**Exercise description:**
Keep only the lines that hold the string "Where", filtering out the rest of the entries below.
[Begin Task data]
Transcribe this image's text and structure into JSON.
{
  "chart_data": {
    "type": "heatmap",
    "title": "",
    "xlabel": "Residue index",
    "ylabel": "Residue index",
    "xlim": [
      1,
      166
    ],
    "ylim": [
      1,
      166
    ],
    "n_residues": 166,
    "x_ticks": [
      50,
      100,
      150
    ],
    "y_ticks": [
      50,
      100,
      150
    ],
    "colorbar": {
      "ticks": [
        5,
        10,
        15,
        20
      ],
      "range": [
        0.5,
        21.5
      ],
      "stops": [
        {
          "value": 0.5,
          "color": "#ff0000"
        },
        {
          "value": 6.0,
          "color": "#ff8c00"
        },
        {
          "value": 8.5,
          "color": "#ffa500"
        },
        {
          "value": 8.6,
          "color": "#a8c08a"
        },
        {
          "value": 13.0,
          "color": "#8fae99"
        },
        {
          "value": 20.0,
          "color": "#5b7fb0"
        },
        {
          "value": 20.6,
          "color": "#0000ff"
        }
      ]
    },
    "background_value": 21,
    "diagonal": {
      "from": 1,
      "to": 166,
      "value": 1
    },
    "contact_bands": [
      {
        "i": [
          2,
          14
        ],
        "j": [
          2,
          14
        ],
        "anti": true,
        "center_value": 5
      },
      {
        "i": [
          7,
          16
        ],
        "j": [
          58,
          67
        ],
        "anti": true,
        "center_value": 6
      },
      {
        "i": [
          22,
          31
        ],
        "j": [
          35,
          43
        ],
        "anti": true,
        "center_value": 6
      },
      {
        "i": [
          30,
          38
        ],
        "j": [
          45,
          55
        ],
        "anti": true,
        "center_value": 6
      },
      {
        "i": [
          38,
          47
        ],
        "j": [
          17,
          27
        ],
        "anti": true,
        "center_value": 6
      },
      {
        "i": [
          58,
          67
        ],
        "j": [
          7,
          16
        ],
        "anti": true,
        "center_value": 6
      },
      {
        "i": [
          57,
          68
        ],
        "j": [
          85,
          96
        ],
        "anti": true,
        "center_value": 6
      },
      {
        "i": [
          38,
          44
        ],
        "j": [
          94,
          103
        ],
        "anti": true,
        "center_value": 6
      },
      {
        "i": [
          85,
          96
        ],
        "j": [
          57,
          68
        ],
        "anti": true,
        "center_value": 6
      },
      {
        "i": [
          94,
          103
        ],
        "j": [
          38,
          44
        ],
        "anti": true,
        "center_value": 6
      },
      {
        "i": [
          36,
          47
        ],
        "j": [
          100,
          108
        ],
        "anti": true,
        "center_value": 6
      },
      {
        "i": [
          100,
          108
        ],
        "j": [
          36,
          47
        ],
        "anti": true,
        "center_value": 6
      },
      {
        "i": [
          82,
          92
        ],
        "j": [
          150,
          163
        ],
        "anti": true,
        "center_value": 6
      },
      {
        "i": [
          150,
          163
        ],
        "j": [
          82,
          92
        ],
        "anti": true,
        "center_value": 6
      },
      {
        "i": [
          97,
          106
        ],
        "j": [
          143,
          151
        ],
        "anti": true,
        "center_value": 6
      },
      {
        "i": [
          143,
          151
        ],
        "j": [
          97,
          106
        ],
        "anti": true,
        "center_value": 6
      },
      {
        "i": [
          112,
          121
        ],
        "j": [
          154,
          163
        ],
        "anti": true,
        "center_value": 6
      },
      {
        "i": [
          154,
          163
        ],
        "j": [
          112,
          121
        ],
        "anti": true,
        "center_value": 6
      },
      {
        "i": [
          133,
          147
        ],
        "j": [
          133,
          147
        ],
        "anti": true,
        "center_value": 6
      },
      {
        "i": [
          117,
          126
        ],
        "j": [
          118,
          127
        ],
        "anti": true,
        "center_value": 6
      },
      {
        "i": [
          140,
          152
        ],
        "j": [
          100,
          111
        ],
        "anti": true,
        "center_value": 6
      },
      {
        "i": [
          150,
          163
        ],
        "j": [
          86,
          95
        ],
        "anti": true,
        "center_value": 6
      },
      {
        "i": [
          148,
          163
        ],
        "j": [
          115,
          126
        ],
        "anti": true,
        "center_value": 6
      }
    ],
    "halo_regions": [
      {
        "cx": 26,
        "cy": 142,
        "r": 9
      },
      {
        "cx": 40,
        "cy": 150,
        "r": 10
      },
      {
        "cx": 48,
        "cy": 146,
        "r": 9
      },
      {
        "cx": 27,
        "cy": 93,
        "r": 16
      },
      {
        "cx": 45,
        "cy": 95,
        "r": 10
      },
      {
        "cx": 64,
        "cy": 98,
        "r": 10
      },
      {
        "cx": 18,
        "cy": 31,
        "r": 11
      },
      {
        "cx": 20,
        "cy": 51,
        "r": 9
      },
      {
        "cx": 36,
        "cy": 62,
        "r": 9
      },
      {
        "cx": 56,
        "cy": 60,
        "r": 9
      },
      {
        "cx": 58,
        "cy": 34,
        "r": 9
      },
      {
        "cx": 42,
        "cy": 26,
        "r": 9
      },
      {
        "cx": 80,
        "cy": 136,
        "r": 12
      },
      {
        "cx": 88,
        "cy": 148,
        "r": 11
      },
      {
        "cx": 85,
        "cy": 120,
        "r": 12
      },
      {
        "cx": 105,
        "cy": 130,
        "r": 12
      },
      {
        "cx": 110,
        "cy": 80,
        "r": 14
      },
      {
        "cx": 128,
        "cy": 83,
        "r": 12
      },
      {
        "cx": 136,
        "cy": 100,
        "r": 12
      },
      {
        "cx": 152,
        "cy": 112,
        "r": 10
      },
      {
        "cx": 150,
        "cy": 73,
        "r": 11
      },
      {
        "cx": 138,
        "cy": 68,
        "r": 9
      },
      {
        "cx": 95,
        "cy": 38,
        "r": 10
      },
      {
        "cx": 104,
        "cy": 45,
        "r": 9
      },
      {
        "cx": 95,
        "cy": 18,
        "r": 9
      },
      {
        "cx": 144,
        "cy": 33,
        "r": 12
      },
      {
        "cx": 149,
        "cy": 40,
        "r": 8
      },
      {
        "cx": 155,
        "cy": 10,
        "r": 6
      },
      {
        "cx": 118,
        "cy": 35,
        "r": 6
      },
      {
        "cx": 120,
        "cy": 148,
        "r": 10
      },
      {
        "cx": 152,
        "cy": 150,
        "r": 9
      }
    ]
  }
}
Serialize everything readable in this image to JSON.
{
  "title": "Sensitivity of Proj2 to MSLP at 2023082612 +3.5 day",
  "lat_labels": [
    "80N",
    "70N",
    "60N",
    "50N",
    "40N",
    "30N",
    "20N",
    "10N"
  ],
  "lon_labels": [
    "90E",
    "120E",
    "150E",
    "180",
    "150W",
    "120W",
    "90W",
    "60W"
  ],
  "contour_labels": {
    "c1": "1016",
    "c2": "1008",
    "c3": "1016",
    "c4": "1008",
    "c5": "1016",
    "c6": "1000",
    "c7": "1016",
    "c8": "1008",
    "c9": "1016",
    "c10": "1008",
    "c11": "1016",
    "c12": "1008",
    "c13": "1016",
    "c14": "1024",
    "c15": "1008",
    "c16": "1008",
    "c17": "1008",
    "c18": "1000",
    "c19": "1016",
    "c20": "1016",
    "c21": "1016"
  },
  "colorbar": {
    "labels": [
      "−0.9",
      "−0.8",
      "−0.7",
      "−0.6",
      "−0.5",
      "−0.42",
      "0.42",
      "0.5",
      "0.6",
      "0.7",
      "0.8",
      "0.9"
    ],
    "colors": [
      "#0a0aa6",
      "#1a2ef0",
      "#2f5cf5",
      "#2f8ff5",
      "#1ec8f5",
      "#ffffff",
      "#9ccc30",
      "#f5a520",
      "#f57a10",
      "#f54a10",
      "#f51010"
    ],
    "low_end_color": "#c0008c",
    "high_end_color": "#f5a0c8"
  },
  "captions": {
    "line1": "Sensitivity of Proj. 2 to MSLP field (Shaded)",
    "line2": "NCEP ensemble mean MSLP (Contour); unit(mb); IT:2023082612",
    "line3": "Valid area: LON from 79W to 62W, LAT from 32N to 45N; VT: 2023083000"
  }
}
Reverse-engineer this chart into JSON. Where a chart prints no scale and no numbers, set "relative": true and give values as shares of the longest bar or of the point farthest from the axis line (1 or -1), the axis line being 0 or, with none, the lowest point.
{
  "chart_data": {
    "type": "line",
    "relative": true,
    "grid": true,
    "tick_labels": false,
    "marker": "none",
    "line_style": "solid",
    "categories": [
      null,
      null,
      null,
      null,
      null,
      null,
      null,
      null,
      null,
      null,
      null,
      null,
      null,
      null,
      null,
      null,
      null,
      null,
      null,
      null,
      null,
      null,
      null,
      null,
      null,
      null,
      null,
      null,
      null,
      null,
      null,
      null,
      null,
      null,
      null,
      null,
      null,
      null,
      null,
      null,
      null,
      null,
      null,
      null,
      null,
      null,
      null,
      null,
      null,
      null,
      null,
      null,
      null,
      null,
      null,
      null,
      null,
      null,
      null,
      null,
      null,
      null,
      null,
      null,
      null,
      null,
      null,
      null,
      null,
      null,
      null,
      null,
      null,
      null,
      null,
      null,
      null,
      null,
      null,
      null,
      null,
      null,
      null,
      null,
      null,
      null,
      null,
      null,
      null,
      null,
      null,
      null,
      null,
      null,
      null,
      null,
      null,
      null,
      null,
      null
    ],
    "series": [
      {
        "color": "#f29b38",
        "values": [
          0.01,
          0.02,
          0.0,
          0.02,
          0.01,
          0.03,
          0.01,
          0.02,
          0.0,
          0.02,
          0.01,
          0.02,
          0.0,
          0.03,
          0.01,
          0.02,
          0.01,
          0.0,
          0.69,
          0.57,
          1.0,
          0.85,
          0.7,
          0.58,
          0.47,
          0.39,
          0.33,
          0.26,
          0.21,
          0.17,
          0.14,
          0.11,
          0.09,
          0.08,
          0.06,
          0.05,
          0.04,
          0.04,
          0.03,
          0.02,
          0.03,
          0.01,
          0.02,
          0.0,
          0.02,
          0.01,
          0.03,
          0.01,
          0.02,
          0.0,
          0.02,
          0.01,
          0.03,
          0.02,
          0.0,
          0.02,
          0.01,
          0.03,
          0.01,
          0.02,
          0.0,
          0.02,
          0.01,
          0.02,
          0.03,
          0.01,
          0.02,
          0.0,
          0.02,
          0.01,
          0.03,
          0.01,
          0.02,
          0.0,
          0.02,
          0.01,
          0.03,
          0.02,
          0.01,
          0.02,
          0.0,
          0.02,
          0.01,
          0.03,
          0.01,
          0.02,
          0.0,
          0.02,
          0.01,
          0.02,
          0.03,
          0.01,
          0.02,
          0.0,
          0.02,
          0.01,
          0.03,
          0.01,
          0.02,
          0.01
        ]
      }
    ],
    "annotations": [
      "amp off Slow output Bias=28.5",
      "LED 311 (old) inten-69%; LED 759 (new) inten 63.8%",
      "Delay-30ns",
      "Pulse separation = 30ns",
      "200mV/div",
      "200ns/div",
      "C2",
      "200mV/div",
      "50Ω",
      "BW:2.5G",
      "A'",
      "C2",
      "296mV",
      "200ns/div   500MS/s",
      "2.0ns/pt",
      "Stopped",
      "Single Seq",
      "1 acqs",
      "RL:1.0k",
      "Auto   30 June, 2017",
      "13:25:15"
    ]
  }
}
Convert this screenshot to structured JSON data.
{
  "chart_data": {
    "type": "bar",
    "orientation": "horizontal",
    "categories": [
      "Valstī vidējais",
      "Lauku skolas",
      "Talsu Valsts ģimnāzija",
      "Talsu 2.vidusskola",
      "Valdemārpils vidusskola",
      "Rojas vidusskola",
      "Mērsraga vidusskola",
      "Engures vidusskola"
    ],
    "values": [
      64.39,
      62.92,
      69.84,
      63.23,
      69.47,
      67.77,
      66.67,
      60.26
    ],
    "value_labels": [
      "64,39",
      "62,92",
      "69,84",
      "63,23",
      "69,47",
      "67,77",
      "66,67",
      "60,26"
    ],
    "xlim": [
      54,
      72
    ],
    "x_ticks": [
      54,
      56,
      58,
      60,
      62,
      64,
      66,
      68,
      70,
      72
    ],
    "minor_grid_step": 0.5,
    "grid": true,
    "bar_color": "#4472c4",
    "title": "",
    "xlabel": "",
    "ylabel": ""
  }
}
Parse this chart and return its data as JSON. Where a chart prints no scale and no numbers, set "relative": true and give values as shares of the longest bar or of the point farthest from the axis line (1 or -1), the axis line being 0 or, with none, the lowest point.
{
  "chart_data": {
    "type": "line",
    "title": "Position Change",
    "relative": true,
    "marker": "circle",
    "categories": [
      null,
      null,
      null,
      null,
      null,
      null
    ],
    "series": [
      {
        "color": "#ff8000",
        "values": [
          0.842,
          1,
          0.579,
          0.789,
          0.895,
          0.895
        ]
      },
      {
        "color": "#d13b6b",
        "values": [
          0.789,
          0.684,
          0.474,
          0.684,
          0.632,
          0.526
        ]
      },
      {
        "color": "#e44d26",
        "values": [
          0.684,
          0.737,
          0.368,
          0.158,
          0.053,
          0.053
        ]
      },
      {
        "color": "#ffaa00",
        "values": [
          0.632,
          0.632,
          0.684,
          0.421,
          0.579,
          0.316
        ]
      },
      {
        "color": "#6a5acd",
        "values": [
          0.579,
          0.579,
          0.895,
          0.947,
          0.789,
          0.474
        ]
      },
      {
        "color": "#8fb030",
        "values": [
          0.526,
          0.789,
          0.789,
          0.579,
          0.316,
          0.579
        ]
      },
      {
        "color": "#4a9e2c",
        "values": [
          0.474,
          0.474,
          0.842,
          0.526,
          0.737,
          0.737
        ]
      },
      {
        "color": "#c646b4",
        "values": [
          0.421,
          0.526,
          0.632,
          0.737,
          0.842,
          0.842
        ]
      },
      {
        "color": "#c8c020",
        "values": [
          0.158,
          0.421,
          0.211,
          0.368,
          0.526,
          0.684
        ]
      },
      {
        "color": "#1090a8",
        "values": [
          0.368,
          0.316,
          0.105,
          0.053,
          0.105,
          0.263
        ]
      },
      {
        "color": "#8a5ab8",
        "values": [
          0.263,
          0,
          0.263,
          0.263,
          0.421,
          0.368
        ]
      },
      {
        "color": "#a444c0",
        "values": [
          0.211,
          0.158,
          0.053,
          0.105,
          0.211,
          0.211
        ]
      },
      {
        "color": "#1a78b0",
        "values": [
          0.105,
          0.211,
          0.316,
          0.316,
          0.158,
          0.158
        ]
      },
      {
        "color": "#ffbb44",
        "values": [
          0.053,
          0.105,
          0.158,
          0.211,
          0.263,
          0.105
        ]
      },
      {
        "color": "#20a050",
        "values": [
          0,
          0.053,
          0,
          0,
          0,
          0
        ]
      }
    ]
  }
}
[End Task data]
**Output below:**
Reverse-engineer this chart into JSON. Where a chart prints no scale and no numbers, set "relative": true and give values as shares of the longest bar or of the point farthest from the axis line (1 or -1), the axis line being 0 or, with none, the lowest point.
Parse this chart and return its data as JSON. Where a chart prints no scale and no numbers, set "relative": true and give values as shares of the longest bar or of the point farthest from the axis line (1 or -1), the axis line being 0 or, with none, the lowest point.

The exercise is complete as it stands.